» **What needs to be done**
Reproduce every line of the listing as written, apart from the pictures.
═════ Supplied records
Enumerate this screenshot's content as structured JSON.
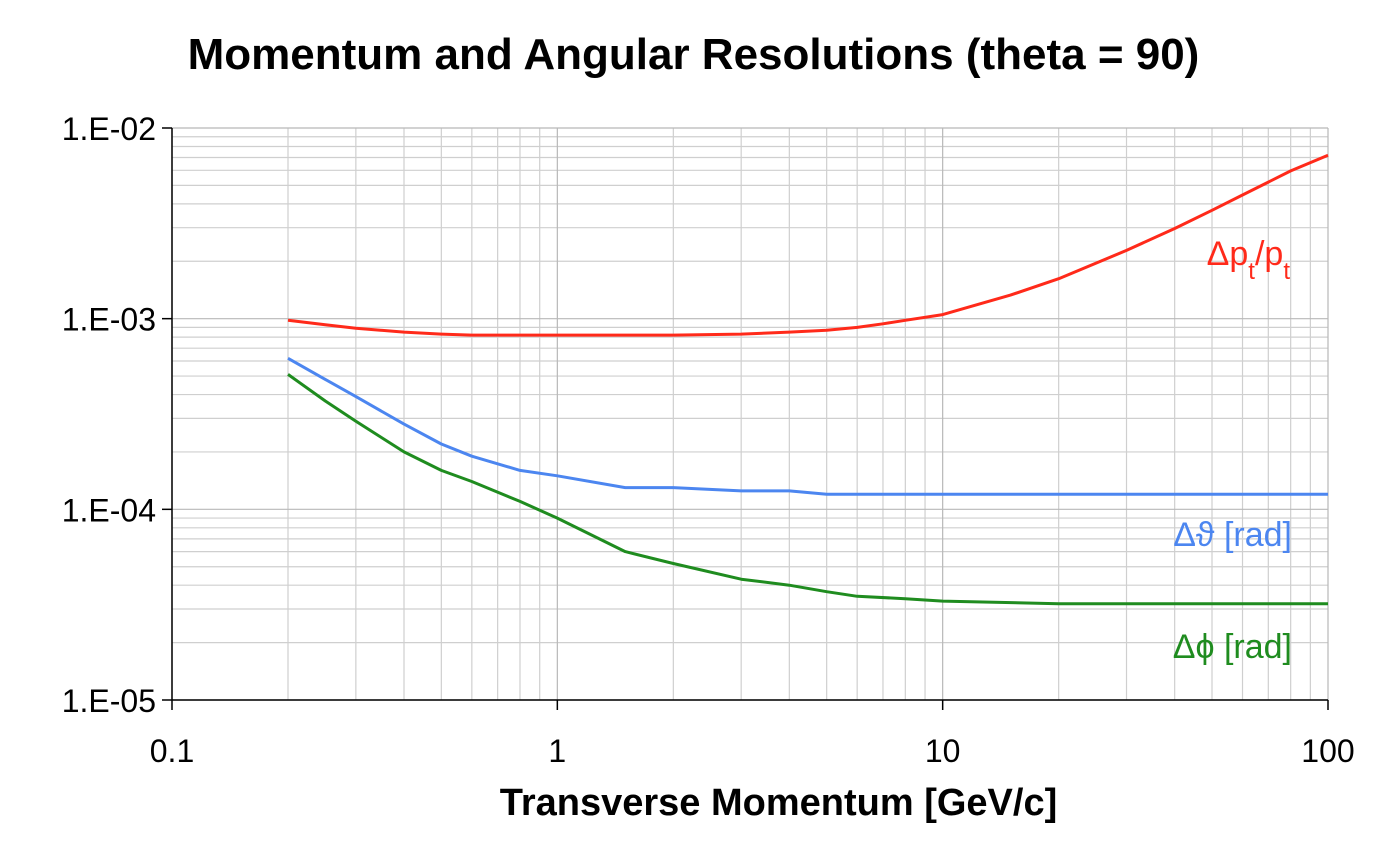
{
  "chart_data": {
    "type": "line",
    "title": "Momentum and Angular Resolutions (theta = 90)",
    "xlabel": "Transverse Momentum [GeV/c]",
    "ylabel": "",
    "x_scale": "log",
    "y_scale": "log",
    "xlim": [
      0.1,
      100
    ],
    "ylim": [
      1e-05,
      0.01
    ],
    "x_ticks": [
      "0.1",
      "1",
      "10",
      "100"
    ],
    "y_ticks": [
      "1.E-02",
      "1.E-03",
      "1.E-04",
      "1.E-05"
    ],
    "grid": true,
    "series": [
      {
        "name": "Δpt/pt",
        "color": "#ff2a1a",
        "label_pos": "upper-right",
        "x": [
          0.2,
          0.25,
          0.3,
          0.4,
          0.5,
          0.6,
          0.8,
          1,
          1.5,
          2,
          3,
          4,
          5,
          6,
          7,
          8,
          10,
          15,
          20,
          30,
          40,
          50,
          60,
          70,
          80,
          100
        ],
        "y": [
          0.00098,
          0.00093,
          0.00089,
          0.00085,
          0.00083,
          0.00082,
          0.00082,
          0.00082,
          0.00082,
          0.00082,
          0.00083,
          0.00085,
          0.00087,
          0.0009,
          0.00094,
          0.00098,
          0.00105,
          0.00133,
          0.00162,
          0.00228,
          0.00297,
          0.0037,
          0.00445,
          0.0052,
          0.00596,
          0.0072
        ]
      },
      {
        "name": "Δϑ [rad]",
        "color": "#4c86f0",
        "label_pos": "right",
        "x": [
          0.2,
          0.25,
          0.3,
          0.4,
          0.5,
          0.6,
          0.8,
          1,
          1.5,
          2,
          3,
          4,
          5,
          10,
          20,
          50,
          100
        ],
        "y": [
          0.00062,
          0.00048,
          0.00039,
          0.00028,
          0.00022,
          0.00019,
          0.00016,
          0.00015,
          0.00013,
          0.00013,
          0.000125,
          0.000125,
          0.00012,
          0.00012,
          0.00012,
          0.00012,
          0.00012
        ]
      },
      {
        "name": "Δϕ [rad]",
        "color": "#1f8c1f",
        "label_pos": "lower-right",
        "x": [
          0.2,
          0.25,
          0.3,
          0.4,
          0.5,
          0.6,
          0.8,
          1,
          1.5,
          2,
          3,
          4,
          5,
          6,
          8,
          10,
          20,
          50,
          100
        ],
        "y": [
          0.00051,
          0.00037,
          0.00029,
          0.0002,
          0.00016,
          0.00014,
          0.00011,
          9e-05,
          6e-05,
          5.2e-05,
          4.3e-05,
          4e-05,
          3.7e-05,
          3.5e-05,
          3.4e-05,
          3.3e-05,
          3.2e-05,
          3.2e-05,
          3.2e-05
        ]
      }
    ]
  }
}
══════════
» **Task response**
Enumerate this screenshot's content as structured JSON.
{
  "chart_data": {
    "type": "line",
    "title": "Momentum and Angular Resolutions (theta = 90)",
    "xlabel": "Transverse Momentum [GeV/c]",
    "ylabel": "",
    "x_scale": "log",
    "y_scale": "log",
    "xlim": [
      0.1,
      100
    ],
    "ylim": [
      1e-05,
      0.01
    ],
    "x_ticks": [
      "0.1",
      "1",
      "10",
      "100"
    ],
    "y_ticks": [
      "1.E-02",
      "1.E-03",
      "1.E-04",
      "1.E-05"
    ],
    "grid": true,
    "series": [
      {
        "name": "Δpt/pt",
        "color": "#ff2a1a",
        "label_pos": "upper-right",
        "x": [
          0.2,
          0.25,
          0.3,
          0.4,
          0.5,
          0.6,
          0.8,
          1,
          1.5,
          2,
          3,
          4,
          5,
          6,
          7,
          8,
          10,
          15,
          20,
          30,
          40,
          50,
          60,
          70,
          80,
          100
        ],
        "y": [
          0.00098,
          0.00093,
          0.00089,
          0.00085,
          0.00083,
          0.00082,
          0.00082,
          0.00082,
          0.00082,
          0.00082,
          0.00083,
          0.00085,
          0.00087,
          0.0009,
          0.00094,
          0.00098,
          0.00105,
          0.00133,
          0.00162,
          0.00228,
          0.00297,
          0.0037,
          0.00445,
          0.0052,
          0.00596,
          0.0072
        ]
      },
      {
        "name": "Δϑ [rad]",
        "color": "#4c86f0",
        "label_pos": "right",
        "x": [
          0.2,
          0.25,
          0.3,
          0.4,
          0.5,
          0.6,
          0.8,
          1,
          1.5,
          2,
          3,
          4,
          5,
          10,
          20,
          50,
          100
        ],
        "y": [
          0.00062,
          0.00048,
          0.00039,
          0.00028,
          0.00022,
          0.00019,
          0.00016,
          0.00015,
          0.00013,
          0.00013,
          0.000125,
          0.000125,
          0.00012,
          0.00012,
          0.00012,
          0.00012,
          0.00012
        ]
      },
      {
        "name": "Δϕ [rad]",
        "color": "#1f8c1f",
        "label_pos": "lower-right",
        "x": [
          0.2,
          0.25,
          0.3,
          0.4,
          0.5,
          0.6,
          0.8,
          1,
          1.5,
          2,
          3,
          4,
          5,
          6,
          8,
          10,
          20,
          50,
          100
        ],
        "y": [
          0.00051,
          0.00037,
          0.00029,
          0.0002,
          0.00016,
          0.00014,
          0.00011,
          9e-05,
          6e-05,
          5.2e-05,
          4.3e-05,
          4e-05,
          3.7e-05,
          3.5e-05,
          3.4e-05,
          3.3e-05,
          3.2e-05,
          3.2e-05,
          3.2e-05
        ]
      }
    ]
  }
}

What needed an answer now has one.